◆ Task statement: Every entry below must be copied exactly, with nothing left out.

◆ Supplied material:
· · ·

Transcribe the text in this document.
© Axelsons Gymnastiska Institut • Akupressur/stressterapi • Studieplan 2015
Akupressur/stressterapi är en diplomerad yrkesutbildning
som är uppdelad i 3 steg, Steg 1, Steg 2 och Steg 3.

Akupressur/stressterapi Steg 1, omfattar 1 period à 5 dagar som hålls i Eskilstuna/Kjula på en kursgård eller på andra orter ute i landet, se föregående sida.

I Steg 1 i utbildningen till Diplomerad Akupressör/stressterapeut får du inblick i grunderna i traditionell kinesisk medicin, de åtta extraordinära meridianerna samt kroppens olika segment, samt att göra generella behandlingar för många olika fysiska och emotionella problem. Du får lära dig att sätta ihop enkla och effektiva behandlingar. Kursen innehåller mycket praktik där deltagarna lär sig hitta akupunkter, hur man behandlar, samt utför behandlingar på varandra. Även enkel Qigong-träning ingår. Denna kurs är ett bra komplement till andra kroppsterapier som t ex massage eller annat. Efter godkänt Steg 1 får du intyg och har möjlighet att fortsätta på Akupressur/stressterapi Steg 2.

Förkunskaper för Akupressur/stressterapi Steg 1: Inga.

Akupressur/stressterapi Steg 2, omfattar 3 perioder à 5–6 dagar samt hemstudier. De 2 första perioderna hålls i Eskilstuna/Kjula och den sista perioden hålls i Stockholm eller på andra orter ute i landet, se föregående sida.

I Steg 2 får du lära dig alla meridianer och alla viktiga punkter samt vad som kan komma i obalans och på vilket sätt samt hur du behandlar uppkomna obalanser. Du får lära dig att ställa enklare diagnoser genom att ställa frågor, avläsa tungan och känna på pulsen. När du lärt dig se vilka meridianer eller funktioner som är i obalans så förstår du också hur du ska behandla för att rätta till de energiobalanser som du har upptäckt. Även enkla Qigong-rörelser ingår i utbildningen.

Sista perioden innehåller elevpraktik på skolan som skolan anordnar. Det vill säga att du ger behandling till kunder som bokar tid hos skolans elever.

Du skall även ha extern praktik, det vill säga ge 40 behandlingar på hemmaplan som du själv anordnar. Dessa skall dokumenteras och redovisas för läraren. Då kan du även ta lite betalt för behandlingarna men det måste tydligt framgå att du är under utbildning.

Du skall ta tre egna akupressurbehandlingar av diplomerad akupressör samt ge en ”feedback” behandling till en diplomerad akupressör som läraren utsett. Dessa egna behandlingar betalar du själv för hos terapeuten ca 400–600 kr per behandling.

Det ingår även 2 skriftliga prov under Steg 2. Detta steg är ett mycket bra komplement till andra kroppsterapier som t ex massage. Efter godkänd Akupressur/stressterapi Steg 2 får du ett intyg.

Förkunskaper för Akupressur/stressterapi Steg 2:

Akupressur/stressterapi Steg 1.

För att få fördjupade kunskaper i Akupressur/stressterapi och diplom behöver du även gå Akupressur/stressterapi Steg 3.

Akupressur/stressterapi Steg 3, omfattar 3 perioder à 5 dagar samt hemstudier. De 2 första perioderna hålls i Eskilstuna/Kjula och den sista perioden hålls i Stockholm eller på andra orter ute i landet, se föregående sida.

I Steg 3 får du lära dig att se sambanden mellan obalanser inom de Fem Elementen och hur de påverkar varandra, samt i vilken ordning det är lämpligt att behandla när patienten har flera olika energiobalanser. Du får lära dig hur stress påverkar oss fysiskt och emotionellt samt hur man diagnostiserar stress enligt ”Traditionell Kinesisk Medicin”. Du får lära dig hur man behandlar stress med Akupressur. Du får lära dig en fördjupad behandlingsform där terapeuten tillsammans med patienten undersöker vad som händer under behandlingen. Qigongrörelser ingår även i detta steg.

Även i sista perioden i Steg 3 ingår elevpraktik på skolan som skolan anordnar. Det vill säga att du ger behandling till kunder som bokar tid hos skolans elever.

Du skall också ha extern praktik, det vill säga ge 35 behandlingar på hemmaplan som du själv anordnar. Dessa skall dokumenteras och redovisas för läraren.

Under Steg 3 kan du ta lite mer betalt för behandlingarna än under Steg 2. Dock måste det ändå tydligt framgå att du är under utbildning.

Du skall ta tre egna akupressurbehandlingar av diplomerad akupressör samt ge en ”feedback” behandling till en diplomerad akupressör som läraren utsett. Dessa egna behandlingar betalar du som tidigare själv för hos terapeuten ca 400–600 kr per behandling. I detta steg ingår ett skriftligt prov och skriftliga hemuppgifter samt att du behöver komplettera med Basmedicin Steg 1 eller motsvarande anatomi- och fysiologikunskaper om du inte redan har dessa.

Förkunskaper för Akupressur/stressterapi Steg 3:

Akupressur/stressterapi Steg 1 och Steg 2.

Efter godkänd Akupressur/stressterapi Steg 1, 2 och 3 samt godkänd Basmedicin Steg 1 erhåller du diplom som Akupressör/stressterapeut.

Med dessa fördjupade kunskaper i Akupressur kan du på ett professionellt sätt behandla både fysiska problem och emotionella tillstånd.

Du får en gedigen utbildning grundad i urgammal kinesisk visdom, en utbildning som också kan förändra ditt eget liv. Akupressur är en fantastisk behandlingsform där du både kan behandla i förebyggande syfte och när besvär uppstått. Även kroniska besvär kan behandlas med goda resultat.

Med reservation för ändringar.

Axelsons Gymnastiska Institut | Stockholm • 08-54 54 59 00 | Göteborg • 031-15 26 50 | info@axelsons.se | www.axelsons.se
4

· · ·

◆ Answer:
Transcribe the text in this document.
© Axelsons Gymnastiska Institut • Akupressur/stressterapi • Studieplan 2015
Akupressur/stressterapi är en diplomerad yrkesutbildning
som är uppdelad i 3 steg, Steg 1, Steg 2 och Steg 3.

Akupressur/stressterapi Steg 1, omfattar 1 period à 5 dagar som hålls i Eskilstuna/Kjula på en kursgård eller på andra orter ute i landet, se föregående sida.

I Steg 1 i utbildningen till Diplomerad Akupressör/stressterapeut får du inblick i grunderna i traditionell kinesisk medicin, de åtta extraordinära meridianerna samt kroppens olika segment, samt att göra generella behandlingar för många olika fysiska och emotionella problem. Du får lära dig att sätta ihop enkla och effektiva behandlingar. Kursen innehåller mycket praktik där deltagarna lär sig hitta akupunkter, hur man behandlar, samt utför behandlingar på varandra. Även enkel Qigong-träning ingår. Denna kurs är ett bra komplement till andra kroppsterapier som t ex massage eller annat. Efter godkänt Steg 1 får du intyg och har möjlighet att fortsätta på Akupressur/stressterapi Steg 2.

Förkunskaper för Akupressur/stressterapi Steg 1: Inga.

Akupressur/stressterapi Steg 2, omfattar 3 perioder à 5–6 dagar samt hemstudier. De 2 första perioderna hålls i Eskilstuna/Kjula och den sista perioden hålls i Stockholm eller på andra orter ute i landet, se föregående sida.

I Steg 2 får du lära dig alla meridianer och alla viktiga punkter samt vad som kan komma i obalans och på vilket sätt samt hur du behandlar uppkomna obalanser. Du får lära dig att ställa enklare diagnoser genom att ställa frågor, avläsa tungan och känna på pulsen. När du lärt dig se vilka meridianer eller funktioner som är i obalans så förstår du också hur du ska behandla för att rätta till de energiobalanser som du har upptäckt. Även enkla Qigong-rörelser ingår i utbildningen.

Sista perioden innehåller elevpraktik på skolan som skolan anordnar. Det vill säga att du ger behandling till kunder som bokar tid hos skolans elever.

Du skall även ha extern praktik, det vill säga ge 40 behandlingar på hemmaplan som du själv anordnar. Dessa skall dokumenteras och redovisas för läraren. Då kan du även ta lite betalt för behandlingarna men det måste tydligt framgå att du är under utbildning.

Du skall ta tre egna akupressurbehandlingar av diplomerad akupressör samt ge en ”feedback” behandling till en diplomerad akupressör som läraren utsett. Dessa egna behandlingar betalar du själv för hos terapeuten ca 400–600 kr per behandling.

Det ingår även 2 skriftliga prov under Steg 2. Detta steg är ett mycket bra komplement till andra kroppsterapier som t ex massage. Efter godkänd Akupressur/stressterapi Steg 2 får du ett intyg.

Förkunskaper för Akupressur/stressterapi Steg 2:

Akupressur/stressterapi Steg 1.

För att få fördjupade kunskaper i Akupressur/stressterapi och diplom behöver du även gå Akupressur/stressterapi Steg 3.

Akupressur/stressterapi Steg 3, omfattar 3 perioder à 5 dagar samt hemstudier. De 2 första perioderna hålls i Eskilstuna/Kjula och den sista perioden hålls i Stockholm eller på andra orter ute i landet, se föregående sida.

I Steg 3 får du lära dig att se sambanden mellan obalanser inom de Fem Elementen och hur de påverkar varandra, samt i vilken ordning det är lämpligt att behandla när patienten har flera olika energiobalanser. Du får lära dig hur stress påverkar oss fysiskt och emotionellt samt hur man diagnostiserar stress enligt ”Traditionell Kinesisk Medicin”. Du får lära dig hur man behandlar stress med Akupressur. Du får lära dig en fördjupad behandlingsform där terapeuten tillsammans med patienten undersöker vad som händer under behandlingen. Qigongrörelser ingår även i detta steg.

Även i sista perioden i Steg 3 ingår elevpraktik på skolan som skolan anordnar. Det vill säga att du ger behandling till kunder som bokar tid hos skolans elever.

Du skall också ha extern praktik, det vill säga ge 35 behandlingar på hemmaplan som du själv anordnar. Dessa skall dokumenteras och redovisas för läraren.

Under Steg 3 kan du ta lite mer betalt för behandlingarna än under Steg 2. Dock måste det ändå tydligt framgå att du är under utbildning.

Du skall ta tre egna akupressurbehandlingar av diplomerad akupressör samt ge en ”feedback” behandling till en diplomerad akupressör som läraren utsett. Dessa egna behandlingar betalar du som tidigare själv för hos terapeuten ca 400–600 kr per behandling. I detta steg ingår ett skriftligt prov och skriftliga hemuppgifter samt att du behöver komplettera med Basmedicin Steg 1 eller motsvarande anatomi- och fysiologikunskaper om du inte redan har dessa.

Förkunskaper för Akupressur/stressterapi Steg 3:

Akupressur/stressterapi Steg 1 och Steg 2.

Efter godkänd Akupressur/stressterapi Steg 1, 2 och 3 samt godkänd Basmedicin Steg 1 erhåller du diplom som Akupressör/stressterapeut.

Med dessa fördjupade kunskaper i Akupressur kan du på ett professionellt sätt behandla både fysiska problem och emotionella tillstånd.

Du får en gedigen utbildning grundad i urgammal kinesisk visdom, en utbildning som också kan förändra ditt eget liv. Akupressur är en fantastisk behandlingsform där du både kan behandla i förebyggande syfte och när besvär uppstått. Även kroniska besvär kan behandlas med goda resultat.

Med reservation för ändringar.

Axelsons Gymnastiska Institut | Stockholm • 08-54 54 59 00 | Göteborg • 031-15 26 50 | info@axelsons.se | www.axelsons.se
4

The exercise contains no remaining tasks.